» WHAT YOU HAVE TO DO
Do any lines in the data below contain "JSON"? If so, copy every one of them.

» GIVEN DATA
● ● ● ● ●

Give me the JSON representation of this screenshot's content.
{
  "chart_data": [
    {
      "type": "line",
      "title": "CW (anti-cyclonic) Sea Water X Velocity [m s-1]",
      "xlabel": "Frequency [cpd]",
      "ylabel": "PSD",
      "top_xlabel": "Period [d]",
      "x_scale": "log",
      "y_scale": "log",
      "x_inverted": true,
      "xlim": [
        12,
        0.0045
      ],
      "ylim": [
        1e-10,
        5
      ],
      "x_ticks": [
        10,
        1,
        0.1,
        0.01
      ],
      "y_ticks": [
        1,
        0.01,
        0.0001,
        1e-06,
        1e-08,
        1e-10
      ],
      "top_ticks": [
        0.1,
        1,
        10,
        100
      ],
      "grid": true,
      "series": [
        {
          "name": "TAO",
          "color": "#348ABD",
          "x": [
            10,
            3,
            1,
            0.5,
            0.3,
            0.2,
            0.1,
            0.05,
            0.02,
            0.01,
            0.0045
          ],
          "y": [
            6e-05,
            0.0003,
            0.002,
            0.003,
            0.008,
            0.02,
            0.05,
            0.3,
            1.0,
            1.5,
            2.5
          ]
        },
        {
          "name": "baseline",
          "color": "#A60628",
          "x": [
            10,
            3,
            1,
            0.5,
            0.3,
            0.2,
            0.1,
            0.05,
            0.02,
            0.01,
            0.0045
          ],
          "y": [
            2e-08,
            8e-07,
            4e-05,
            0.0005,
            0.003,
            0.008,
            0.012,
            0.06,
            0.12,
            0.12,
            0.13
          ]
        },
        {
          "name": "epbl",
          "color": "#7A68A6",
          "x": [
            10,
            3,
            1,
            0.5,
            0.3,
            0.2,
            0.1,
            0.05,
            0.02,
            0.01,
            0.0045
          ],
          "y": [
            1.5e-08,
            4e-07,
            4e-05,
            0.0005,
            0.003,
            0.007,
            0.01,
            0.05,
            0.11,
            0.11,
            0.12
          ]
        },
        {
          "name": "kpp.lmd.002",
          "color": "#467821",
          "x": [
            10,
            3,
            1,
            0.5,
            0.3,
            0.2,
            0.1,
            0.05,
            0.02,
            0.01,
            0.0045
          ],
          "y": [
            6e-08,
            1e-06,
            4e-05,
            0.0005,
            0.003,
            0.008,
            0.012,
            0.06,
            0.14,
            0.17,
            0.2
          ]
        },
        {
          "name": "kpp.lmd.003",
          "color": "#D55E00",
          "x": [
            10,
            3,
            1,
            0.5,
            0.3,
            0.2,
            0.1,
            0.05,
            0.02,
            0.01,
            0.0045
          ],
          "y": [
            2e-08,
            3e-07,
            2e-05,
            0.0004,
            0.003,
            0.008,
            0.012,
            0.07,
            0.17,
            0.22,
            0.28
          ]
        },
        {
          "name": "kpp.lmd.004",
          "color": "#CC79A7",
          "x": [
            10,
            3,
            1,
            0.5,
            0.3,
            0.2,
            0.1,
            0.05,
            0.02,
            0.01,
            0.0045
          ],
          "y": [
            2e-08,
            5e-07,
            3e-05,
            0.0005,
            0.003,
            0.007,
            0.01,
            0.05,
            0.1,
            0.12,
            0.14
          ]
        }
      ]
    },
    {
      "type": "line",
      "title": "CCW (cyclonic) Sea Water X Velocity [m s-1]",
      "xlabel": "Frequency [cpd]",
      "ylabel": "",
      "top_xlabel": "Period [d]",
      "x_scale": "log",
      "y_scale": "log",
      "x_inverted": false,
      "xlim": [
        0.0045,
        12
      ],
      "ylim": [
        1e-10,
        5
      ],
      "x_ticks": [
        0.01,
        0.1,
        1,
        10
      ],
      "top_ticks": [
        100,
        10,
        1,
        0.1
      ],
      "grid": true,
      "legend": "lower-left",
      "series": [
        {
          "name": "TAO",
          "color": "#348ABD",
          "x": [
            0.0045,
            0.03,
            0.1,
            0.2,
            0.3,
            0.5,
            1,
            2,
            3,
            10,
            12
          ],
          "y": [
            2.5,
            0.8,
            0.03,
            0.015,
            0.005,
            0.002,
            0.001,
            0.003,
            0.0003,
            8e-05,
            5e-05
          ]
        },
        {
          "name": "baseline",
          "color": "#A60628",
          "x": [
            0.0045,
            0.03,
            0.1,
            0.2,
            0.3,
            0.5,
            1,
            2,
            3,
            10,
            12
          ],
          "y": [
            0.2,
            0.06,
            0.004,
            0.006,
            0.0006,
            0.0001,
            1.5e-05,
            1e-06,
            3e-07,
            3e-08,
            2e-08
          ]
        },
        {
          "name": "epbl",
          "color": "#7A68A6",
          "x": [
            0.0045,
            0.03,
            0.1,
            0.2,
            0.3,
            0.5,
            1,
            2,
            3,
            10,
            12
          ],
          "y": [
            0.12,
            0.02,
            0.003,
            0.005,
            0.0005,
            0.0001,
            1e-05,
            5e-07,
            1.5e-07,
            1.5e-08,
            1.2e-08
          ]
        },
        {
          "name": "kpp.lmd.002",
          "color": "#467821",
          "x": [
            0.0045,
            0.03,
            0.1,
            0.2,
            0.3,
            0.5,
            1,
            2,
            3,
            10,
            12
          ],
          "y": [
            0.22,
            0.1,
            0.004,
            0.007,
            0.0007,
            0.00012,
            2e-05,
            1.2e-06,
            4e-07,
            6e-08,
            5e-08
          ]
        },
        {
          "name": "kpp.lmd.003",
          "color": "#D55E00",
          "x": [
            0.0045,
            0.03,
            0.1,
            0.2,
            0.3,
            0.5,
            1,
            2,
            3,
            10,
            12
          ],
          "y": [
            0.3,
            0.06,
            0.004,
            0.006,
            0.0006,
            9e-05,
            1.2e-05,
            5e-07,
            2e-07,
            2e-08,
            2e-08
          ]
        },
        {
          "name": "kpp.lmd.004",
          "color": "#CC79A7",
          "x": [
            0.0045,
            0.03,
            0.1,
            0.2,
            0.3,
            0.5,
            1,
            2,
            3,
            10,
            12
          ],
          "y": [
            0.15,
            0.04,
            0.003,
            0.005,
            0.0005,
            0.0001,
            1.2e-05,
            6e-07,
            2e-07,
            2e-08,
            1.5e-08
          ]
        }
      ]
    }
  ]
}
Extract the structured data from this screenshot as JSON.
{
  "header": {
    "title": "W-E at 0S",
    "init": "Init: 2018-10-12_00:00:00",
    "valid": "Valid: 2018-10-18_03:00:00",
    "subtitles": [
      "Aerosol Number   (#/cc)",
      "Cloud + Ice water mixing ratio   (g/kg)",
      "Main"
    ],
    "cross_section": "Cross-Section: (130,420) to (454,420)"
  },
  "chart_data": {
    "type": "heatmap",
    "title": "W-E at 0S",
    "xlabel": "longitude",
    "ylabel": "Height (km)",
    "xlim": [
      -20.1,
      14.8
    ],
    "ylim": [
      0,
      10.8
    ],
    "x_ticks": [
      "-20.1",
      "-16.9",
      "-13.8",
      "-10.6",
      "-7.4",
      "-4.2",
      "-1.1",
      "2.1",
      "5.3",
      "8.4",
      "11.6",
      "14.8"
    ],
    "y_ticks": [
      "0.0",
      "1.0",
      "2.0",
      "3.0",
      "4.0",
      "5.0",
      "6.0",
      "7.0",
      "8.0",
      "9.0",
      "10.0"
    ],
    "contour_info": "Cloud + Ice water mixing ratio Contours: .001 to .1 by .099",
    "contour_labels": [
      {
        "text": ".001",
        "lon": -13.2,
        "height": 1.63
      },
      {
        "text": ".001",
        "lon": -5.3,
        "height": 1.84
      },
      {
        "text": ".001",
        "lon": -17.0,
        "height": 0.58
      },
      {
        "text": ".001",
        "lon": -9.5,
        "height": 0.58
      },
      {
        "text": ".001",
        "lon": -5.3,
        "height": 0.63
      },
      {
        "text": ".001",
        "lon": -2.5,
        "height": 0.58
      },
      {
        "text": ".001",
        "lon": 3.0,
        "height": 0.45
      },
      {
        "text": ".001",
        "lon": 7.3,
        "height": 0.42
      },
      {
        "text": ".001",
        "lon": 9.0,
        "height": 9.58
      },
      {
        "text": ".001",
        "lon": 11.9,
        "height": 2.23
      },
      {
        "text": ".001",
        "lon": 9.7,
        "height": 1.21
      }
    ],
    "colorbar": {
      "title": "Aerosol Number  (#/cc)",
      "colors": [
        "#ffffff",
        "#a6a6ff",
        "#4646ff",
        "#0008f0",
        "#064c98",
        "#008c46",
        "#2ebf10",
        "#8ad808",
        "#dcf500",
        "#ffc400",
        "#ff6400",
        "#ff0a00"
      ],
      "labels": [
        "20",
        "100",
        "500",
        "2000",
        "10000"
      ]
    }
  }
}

● ● ● ● ●

» CORRECT OUTPUT
Give me the JSON representation of this screenshot's content.
Extract the structured data from this screenshot as JSON.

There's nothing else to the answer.